Sep 20, 2010

Cheshire Trial Offers Lessons, Raises Questions

Coincidentally, I sat next to the man who wrote this very well done commentary (linked above) during last Tuesdays courtroom proceedings. (Actually, squashed next to him would be a more apt description as the Courtroom had become standing room only as expected, forcing all of us to pack the benches like sardines.

Monday, being the first day of the trial, it stood to reason that the crowd, including the media, would be at its most prolific. Today it seemed attendance had thinned just a hair and this was enough for me to assume that as the trial progressed, public interest or just plain perseverance would wane just a bit, at least to the point where seating might not be such a commodity. After four days I'm not sure my logic was all that sound, for while yes, some of the public might become tired and drained by the proceedings and the neccesary machinations to simply get in and out of the courtroom. Other, new people will certainly fill in these vacancies, and on it will go, especially as the media attention sparks more and more interest in the case.

=== JOBS ===
1. From the post on the Cheshire trial, extract the passage that begins at the words "Sep 20, 2010" and stops after the words "benches like sardines.".
2. Answer these questions about the post on the Cheshire trial:
(a) What date is given at the top of the post?
(b) Which day was the first day of the trial?
(c) What were the spectators compared to as they packed the benches?

=== DATASET CONTENT ===
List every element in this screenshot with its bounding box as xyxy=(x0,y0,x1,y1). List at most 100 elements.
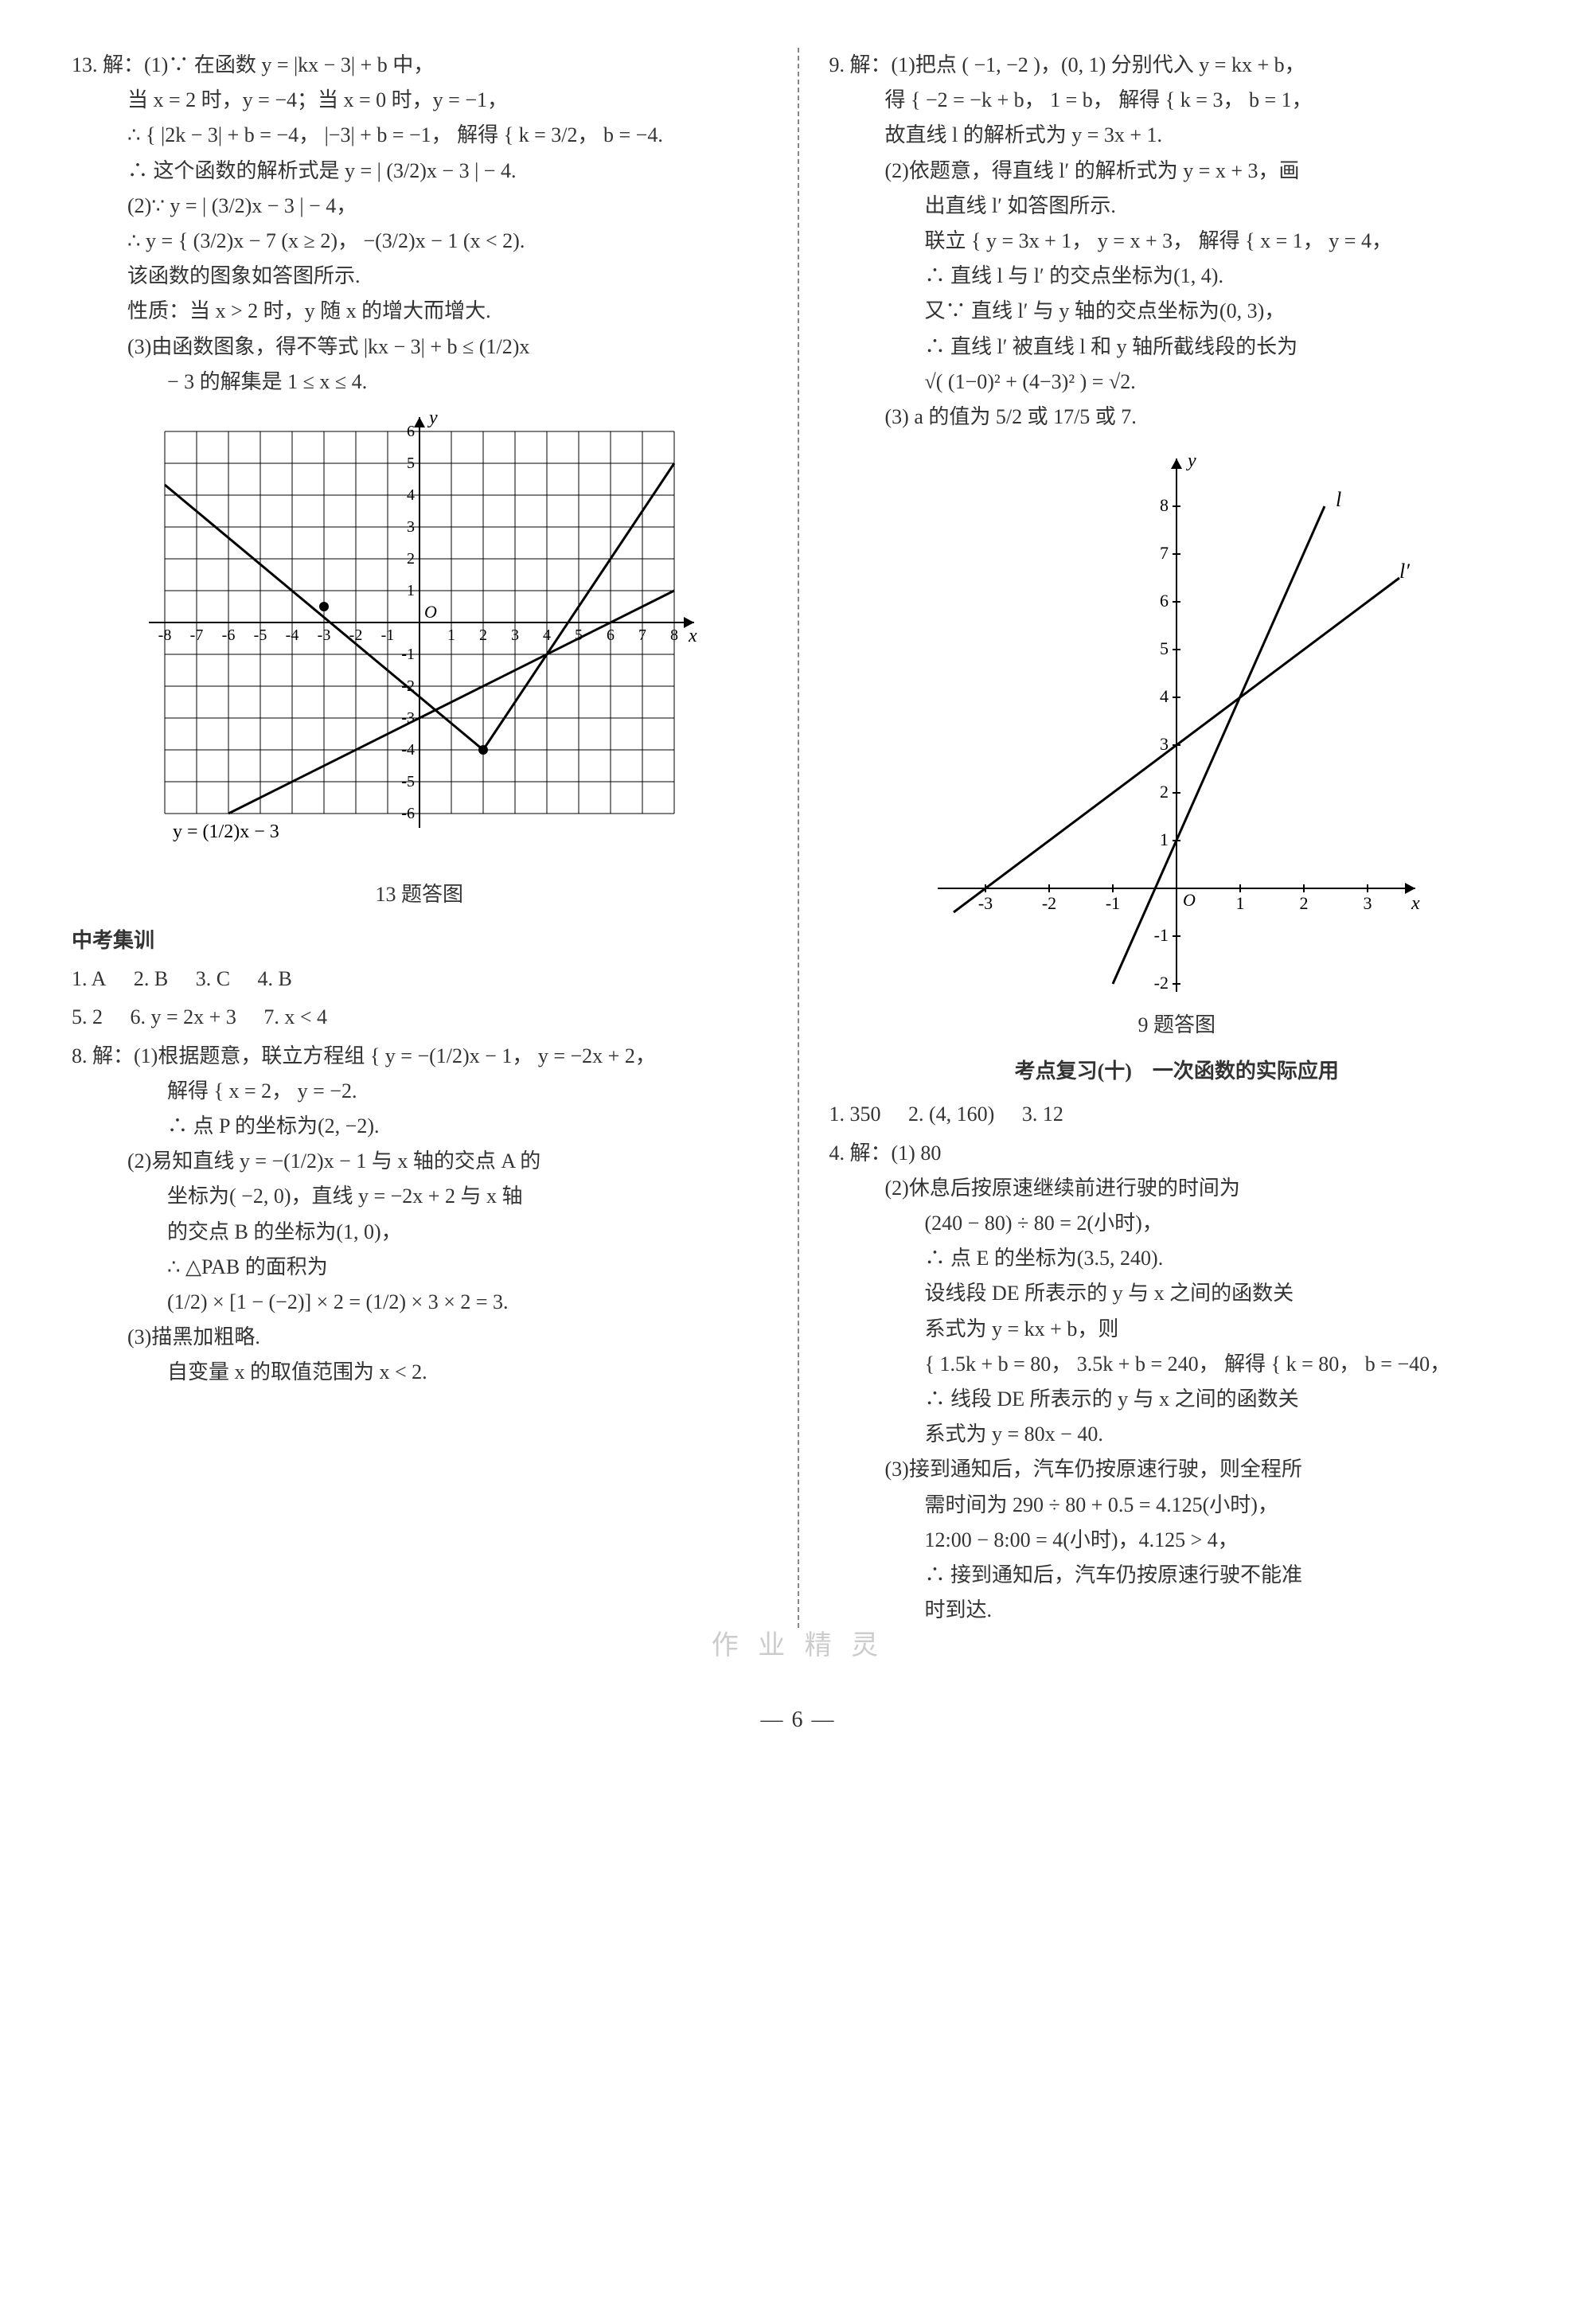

=== COMPLETE ANSWERS ===
1.
Sep 20, 2010

Cheshire Trial Offers Lessons, Raises Questions

Coincidentally, I sat next to the man who wrote this very well done commentary (linked above) during last Tuesdays courtroom proceedings. (Actually, squashed next to him would be a more apt description as the Courtroom had become standing room only as expected, forcing all of us to pack the benches like sardines.

2.
(a) Sep 20, 2010
(b) Monday
(c) Sardines